Reproduce each line of the listing exactly.

==== The records ====

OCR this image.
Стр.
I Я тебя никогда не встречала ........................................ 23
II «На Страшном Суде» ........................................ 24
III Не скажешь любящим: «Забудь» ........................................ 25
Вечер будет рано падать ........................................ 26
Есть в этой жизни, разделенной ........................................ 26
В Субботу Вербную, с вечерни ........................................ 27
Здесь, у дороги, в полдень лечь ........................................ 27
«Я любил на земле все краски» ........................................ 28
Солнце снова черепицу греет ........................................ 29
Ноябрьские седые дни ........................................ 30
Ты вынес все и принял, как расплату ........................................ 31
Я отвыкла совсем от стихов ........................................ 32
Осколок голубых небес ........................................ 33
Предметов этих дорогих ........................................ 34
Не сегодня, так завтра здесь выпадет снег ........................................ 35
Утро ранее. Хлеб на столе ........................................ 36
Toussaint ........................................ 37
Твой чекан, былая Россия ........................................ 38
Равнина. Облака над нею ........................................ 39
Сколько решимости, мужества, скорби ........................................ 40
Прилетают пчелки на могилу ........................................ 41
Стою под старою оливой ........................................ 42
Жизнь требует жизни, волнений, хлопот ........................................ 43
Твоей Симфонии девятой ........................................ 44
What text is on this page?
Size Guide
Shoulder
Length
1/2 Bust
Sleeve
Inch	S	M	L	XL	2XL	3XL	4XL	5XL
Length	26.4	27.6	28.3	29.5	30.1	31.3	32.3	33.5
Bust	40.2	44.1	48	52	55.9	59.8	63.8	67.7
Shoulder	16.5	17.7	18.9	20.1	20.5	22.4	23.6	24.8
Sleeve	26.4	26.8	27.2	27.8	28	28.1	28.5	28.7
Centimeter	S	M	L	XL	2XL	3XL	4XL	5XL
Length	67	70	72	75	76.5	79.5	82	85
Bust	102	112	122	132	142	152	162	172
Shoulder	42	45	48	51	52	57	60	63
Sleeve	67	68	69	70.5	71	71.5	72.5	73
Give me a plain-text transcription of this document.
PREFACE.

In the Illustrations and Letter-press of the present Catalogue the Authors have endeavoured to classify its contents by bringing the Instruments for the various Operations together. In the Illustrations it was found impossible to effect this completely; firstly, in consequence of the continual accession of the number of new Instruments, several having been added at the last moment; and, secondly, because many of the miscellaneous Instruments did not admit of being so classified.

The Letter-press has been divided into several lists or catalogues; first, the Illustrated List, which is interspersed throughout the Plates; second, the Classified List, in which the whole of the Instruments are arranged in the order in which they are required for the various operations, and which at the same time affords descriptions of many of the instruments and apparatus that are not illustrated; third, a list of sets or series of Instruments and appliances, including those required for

====

**Worked solution**
OCR this image.
Стр.
I Я тебя никогда не встречала ........................................ 23
II «На Страшном Суде» ........................................ 24
III Не скажешь любящим: «Забудь» ........................................ 25
Вечер будет рано падать ........................................ 26
Есть в этой жизни, разделенной ........................................ 26
В Субботу Вербную, с вечерни ........................................ 27
Здесь, у дороги, в полдень лечь ........................................ 27
«Я любил на земле все краски» ........................................ 28
Солнце снова черепицу греет ........................................ 29
Ноябрьские седые дни ........................................ 30
Ты вынес все и принял, как расплату ........................................ 31
Я отвыкла совсем от стихов ........................................ 32
Осколок голубых небес ........................................ 33
Предметов этих дорогих ........................................ 34
Не сегодня, так завтра здесь выпадет снег ........................................ 35
Утро ранее. Хлеб на столе ........................................ 36
Toussaint ........................................ 37
Твой чекан, былая Россия ........................................ 38
Равнина. Облака над нею ........................................ 39
Сколько решимости, мужества, скорби ........................................ 40
Прилетают пчелки на могилу ........................................ 41
Стою под старою оливой ........................................ 42
Жизнь требует жизни, волнений, хлопот ........................................ 43
Твоей Симфонии девятой ........................................ 44
What text is on this page?
Size Guide
Shoulder
Length
1/2 Bust
Sleeve
Inch	S	M	L	XL	2XL	3XL	4XL	5XL
Length	26.4	27.6	28.3	29.5	30.1	31.3	32.3	33.5
Bust	40.2	44.1	48	52	55.9	59.8	63.8	67.7
Shoulder	16.5	17.7	18.9	20.1	20.5	22.4	23.6	24.8
Sleeve	26.4	26.8	27.2	27.8	28	28.1	28.5	28.7
Centimeter	S	M	L	XL	2XL	3XL	4XL	5XL
Length	67	70	72	75	76.5	79.5	82	85
Bust	102	112	122	132	142	152	162	172
Shoulder	42	45	48	51	52	57	60	63
Sleeve	67	68	69	70.5	71	71.5	72.5	73
Give me a plain-text transcription of this document.
PREFACE.

In the Illustrations and Letter-press of the present Catalogue the Authors have endeavoured to classify its contents by bringing the Instruments for the various Operations together. In the Illustrations it was found impossible to effect this completely; firstly, in consequence of the continual accession of the number of new Instruments, several having been added at the last moment; and, secondly, because many of the miscellaneous Instruments did not admit of being so classified.

The Letter-press has been divided into several lists or catalogues; first, the Illustrated List, which is interspersed throughout the Plates; second, the Classified List, in which the whole of the Instruments are arranged in the order in which they are required for the various operations, and which at the same time affords descriptions of many of the instruments and apparatus that are not illustrated; third, a list of sets or series of Instruments and appliances, including those required for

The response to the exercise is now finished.